*** Passage provided ***
Output reading: model inference debugging

sample_test/debug_model tf2.sadl

This part shows information or issues during inference of the model.

[INFO] == start model inference ==
[INFO] 0 input.1 [PlaceHolder]: q=0 [0 0 0 0 0 0 0 0 ]
[INFO] layer 0: ok
[INFO] 1 conv01.weight Const]: inputs=[... ] q=0 [0.191466 -0.0538487 0.132789 0.103821 0.0535023 -0.214573 -0.197487 -0.113809  ...]
[INFO] layer 1 (Const): ok
[INFO] 2 19 Conv2D]: inputs=[0 (q=0) 1 (q=0) ... ] 
[WARN] generic version conv 3x3 inD=3 outD=8 s=[1 1]  16x16 55 kMAC
q=0 [0 0 0 0 0 0 0 0  ...]
[INFO] layer 2 (Conv2D): ok
[INFO] 3 conv01.bias Const]: inputs=[... ] q=0 [0 0 0 0 0 0 0 0  ...]
...
[INFO] Inference OK
[INFO] == end model inference ==

To get a more readable list of issues:

sample_test/debug_model tf2.sadl | grep WARN
[WARN] generic version conv 3x3 inD=3 outD=8 s=[1 1]  16x16 55 kMAC

Here we see that the convolution using 3x3 kernel, a stride of 1 with a number of kernels of 8 is not SIMD accelerated.
*** End of Passage provided ***
*** The data ***
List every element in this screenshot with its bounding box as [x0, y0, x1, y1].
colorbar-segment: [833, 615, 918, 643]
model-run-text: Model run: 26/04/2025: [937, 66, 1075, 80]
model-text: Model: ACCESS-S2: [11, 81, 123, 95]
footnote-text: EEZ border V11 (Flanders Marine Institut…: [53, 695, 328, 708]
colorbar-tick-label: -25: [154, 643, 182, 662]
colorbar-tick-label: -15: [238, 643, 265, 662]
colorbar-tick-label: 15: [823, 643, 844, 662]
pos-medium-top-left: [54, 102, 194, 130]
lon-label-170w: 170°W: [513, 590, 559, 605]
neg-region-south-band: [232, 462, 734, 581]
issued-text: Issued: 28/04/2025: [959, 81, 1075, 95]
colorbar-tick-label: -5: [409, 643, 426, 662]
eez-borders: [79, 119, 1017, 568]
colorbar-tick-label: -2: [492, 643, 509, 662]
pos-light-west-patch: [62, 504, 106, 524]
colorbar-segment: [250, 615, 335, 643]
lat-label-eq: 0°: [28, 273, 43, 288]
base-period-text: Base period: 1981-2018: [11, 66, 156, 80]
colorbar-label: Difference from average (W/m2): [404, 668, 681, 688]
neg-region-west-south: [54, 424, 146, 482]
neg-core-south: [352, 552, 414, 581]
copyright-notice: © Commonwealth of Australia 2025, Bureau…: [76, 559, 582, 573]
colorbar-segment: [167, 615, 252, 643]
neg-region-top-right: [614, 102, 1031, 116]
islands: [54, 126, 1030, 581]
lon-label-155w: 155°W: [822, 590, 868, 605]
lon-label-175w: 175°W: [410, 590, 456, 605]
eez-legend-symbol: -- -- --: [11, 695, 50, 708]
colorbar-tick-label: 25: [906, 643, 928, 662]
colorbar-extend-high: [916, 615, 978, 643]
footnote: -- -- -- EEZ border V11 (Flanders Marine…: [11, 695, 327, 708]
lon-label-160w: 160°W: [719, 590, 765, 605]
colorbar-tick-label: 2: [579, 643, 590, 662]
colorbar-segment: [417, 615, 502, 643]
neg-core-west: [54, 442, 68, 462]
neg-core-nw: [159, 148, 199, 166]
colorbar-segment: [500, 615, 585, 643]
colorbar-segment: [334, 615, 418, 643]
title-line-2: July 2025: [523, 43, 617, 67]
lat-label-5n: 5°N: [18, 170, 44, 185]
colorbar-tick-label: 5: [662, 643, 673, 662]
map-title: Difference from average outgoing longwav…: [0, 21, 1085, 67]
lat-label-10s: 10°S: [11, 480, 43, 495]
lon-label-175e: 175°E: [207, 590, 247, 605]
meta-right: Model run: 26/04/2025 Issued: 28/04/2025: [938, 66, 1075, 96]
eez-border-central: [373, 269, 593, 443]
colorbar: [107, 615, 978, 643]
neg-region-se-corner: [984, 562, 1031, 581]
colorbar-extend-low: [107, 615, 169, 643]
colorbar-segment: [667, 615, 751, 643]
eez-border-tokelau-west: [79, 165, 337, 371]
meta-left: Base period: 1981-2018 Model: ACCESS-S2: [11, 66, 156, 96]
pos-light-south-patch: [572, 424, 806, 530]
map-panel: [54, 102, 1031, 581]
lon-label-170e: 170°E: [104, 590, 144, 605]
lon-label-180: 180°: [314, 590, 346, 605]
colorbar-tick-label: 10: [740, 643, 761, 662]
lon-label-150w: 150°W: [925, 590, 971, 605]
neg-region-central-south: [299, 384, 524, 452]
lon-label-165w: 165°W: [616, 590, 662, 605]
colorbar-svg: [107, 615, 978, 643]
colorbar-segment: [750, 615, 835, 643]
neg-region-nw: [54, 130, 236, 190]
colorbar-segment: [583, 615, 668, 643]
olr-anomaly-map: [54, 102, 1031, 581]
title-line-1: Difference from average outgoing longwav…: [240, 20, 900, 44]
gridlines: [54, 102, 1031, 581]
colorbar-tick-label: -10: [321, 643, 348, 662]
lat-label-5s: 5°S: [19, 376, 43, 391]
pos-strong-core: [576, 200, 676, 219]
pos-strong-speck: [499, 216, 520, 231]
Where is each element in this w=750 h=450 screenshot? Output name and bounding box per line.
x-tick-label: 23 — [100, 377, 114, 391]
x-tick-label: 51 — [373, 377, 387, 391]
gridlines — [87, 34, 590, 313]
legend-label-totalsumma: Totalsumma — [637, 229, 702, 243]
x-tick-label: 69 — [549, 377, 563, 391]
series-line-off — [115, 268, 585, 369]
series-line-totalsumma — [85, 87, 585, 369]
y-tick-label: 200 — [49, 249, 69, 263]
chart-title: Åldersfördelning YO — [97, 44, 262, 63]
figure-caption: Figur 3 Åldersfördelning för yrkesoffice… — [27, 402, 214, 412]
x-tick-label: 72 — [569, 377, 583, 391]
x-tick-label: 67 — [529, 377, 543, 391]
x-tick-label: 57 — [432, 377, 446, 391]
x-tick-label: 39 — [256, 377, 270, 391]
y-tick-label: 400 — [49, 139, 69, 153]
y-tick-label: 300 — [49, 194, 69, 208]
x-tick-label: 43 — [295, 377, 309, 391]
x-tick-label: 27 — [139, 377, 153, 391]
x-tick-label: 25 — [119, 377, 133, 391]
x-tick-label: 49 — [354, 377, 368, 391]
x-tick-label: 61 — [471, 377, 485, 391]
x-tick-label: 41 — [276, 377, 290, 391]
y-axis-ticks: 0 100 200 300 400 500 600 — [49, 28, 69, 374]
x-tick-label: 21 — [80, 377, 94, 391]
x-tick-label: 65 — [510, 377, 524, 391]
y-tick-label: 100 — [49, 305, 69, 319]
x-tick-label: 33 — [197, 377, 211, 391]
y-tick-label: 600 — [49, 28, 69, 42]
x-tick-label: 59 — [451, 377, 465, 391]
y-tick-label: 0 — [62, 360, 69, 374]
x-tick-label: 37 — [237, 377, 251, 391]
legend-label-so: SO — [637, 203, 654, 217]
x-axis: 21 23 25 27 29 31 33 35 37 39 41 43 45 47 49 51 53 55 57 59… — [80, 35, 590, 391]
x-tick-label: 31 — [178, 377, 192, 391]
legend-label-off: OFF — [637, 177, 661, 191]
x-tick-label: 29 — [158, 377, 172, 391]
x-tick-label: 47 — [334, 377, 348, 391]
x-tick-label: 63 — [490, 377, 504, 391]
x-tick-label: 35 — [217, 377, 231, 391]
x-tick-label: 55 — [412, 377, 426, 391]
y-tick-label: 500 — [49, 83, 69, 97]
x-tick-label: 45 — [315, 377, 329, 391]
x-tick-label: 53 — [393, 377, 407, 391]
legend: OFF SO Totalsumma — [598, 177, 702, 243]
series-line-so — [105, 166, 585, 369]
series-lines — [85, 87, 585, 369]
*** End of The data ***
Rewrite the debugging output text starting with "To get a more" and going on through "not SIMD accelerated.", renaming "stride" to "step".

To get a more readable list of issues:

sample_test/debug_model tf2.sadl | grep WARN
[WARN] generic version conv 3x3 inD=3 outD=8 s=[1 1]  16x16 55 kMAC

Here we see that the convolution using 3x3 kernel, a step of 1 with a number of kernels of 8 is not SIMD accelerated.